## What is expected
Return the lines where the word "essentiels" occurs.

Stored entries:
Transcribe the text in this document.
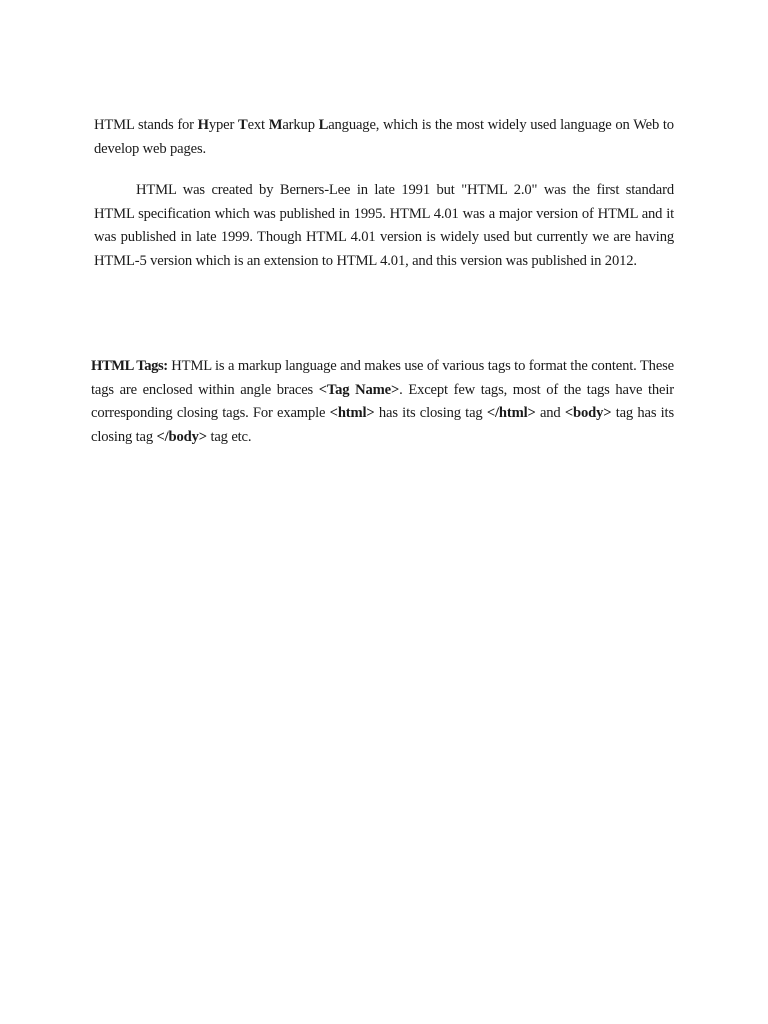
HTML stands for Hyper Text Markup Language, which is the most widely used language on Web to develop web pages.

HTML was created by Berners-Lee in late 1991 but "HTML 2.0" was the first standard HTML specification which was published in 1995. HTML 4.01 was a major version of HTML and it was published in late 1999. Though HTML 4.01 version is widely used but currently we are having HTML-5 version which is an extension to HTML 4.01, and this version was published in 2012.

HTML Tags: HTML is a markup language and makes use of various tags to format the content. These tags are enclosed within angle braces <Tag Name>. Except few tags, most of the tags have their corresponding closing tags. For example <html> has its closing tag </html> and <body> tag has its closing tag </body> tag etc.
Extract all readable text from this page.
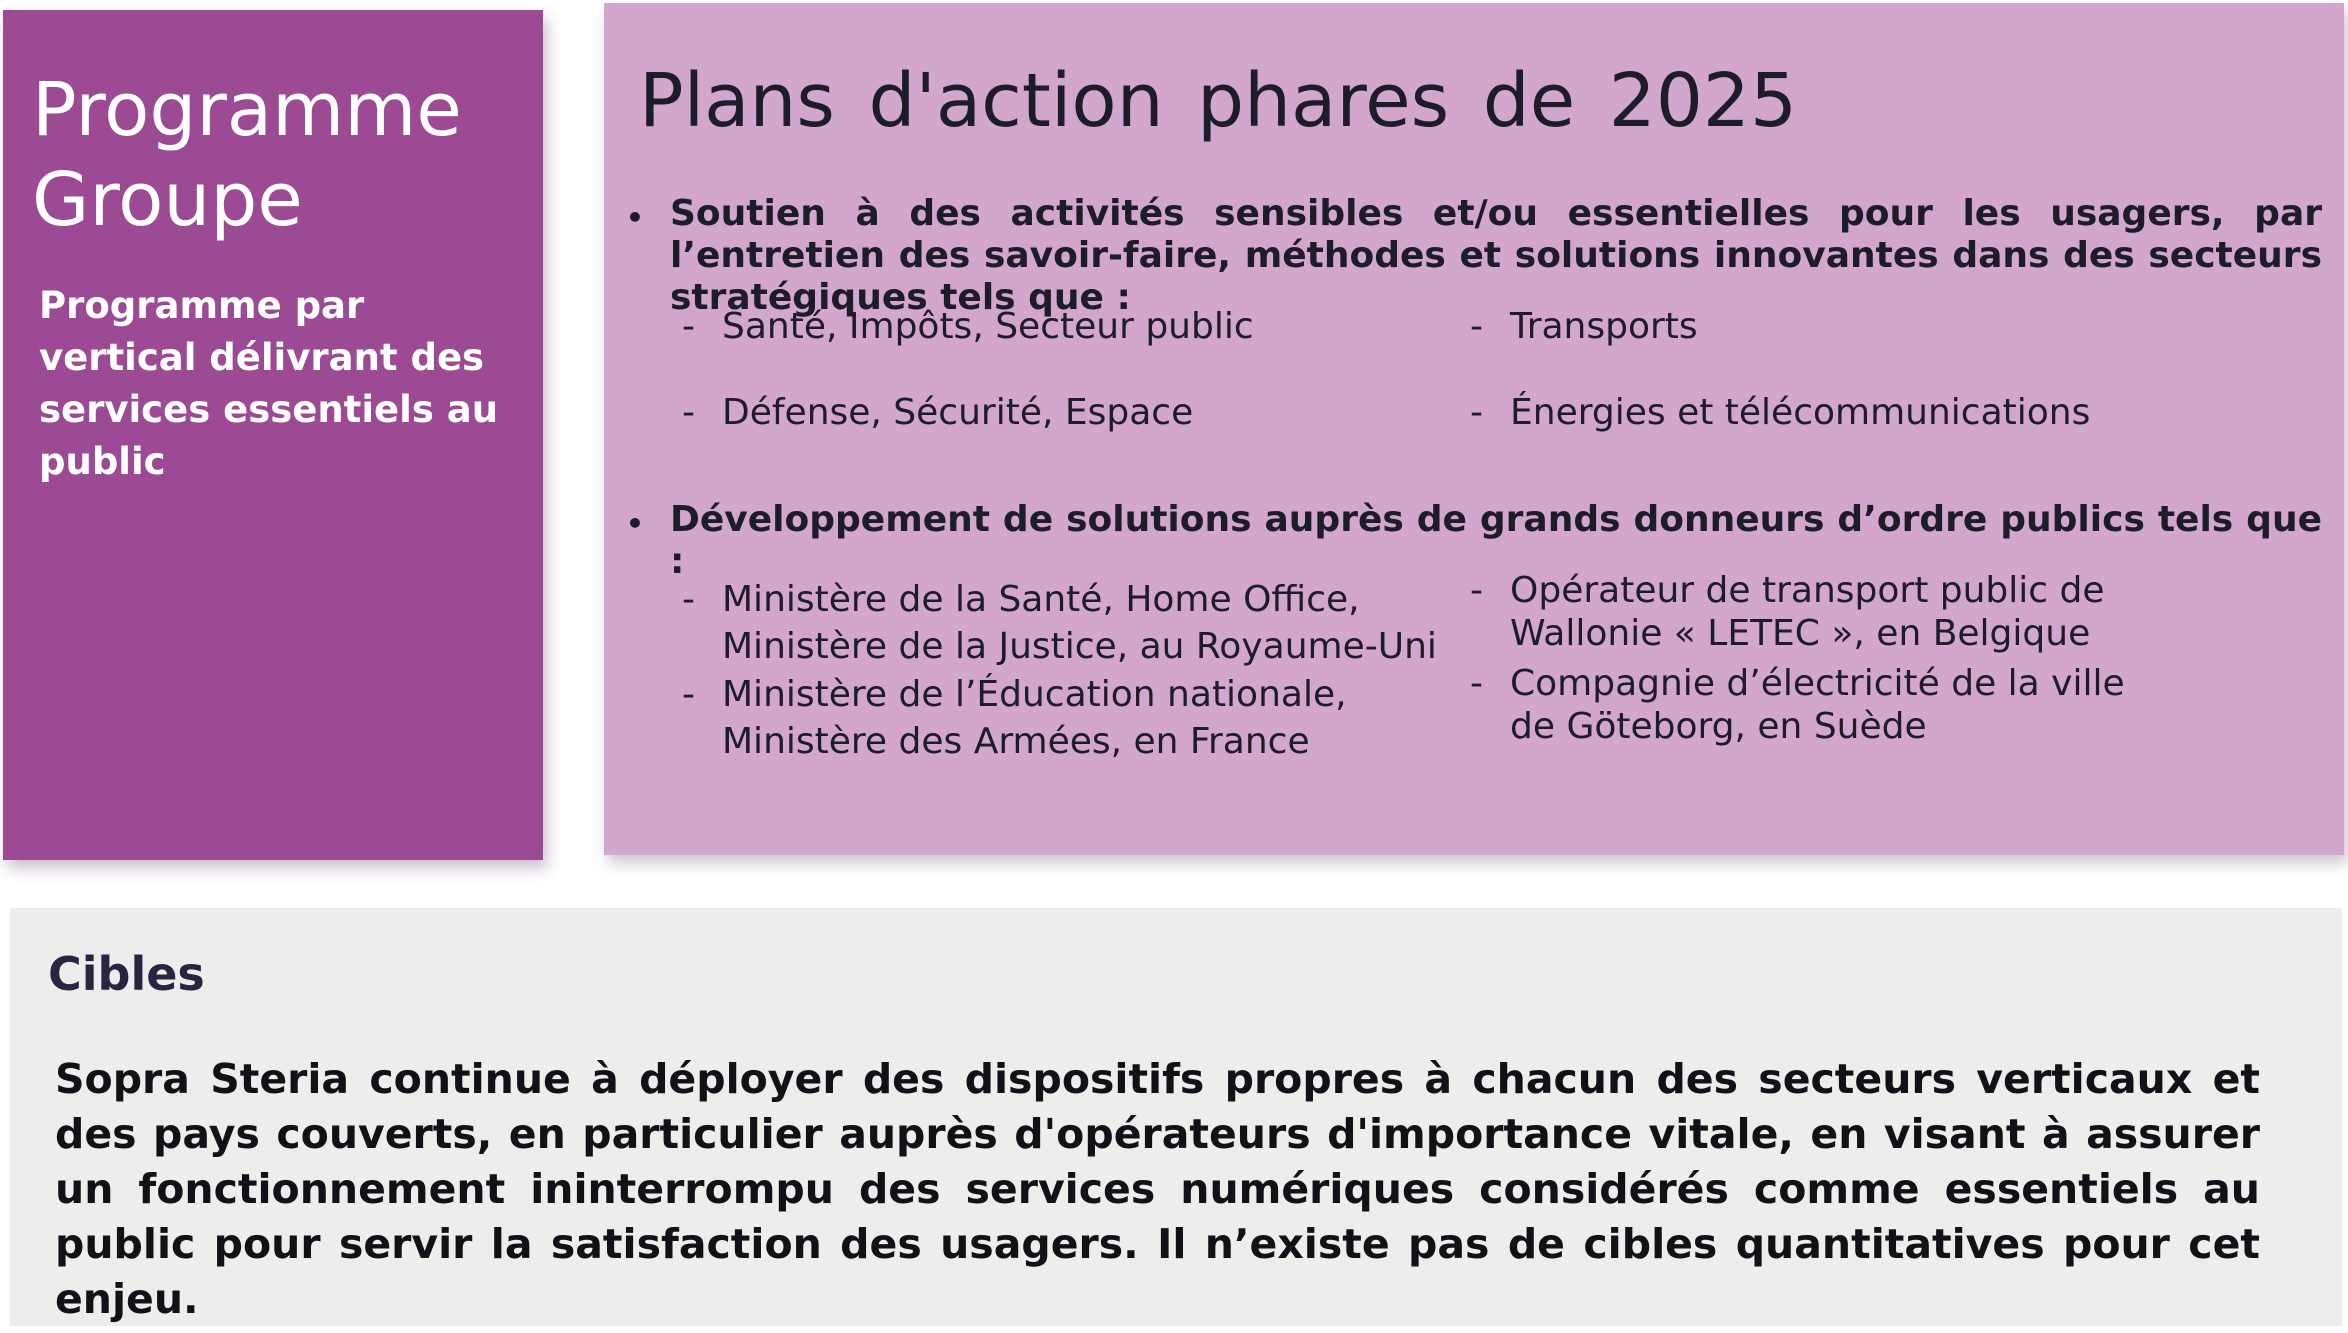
Programme
Groupe
Programme par vertical délivrant des services essentiels au public
Plans d'action phares de 2025
• Soutien à des activités sensibles et/ou essentielles pour les usagers, par l’entretien des savoir-faire, méthodes et solutions innovantes dans des secteurs stratégiques tels que :
- Santé, Impôts, Secteur public
- Défense, Sécurité, Espace
- Transports
- Énergies et télécommunications
• Développement de solutions auprès de grands donneurs d’ordre publics tels que :
- Ministère de la Santé, Home Office,
Ministère de la Justice, au Royaume-Uni
- Ministère de l’Éducation nationale,
Ministère des Armées, en France
- Opérateur de transport public de
Wallonie « LETEC », en Belgique
- Compagnie d’électricité de la ville
de Göteborg, en Suède
Cibles
Sopra Steria continue à déployer des dispositifs propres à chacun des secteurs verticaux et des pays couverts, en particulier auprès d'opérateurs d'importance vitale, en visant à assurer un fonctionnement ininterrompu des services numériques considérés comme essentiels au public pour servir la satisfaction des usagers. Il n’existe pas de cibles quantitatives pour cet enjeu.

## Output
Programme par vertical délivrant des services essentiels au public
Sopra Steria continue à déployer des dispositifs propres à chacun des secteurs verticaux et des pays couverts, en particulier auprès d'opérateurs d'importance vitale, en visant à assurer un fonctionnement ininterrompu des services numériques considérés comme essentiels au public pour servir la satisfaction des usagers. Il n’existe pas de cibles quantitatives pour cet enjeu.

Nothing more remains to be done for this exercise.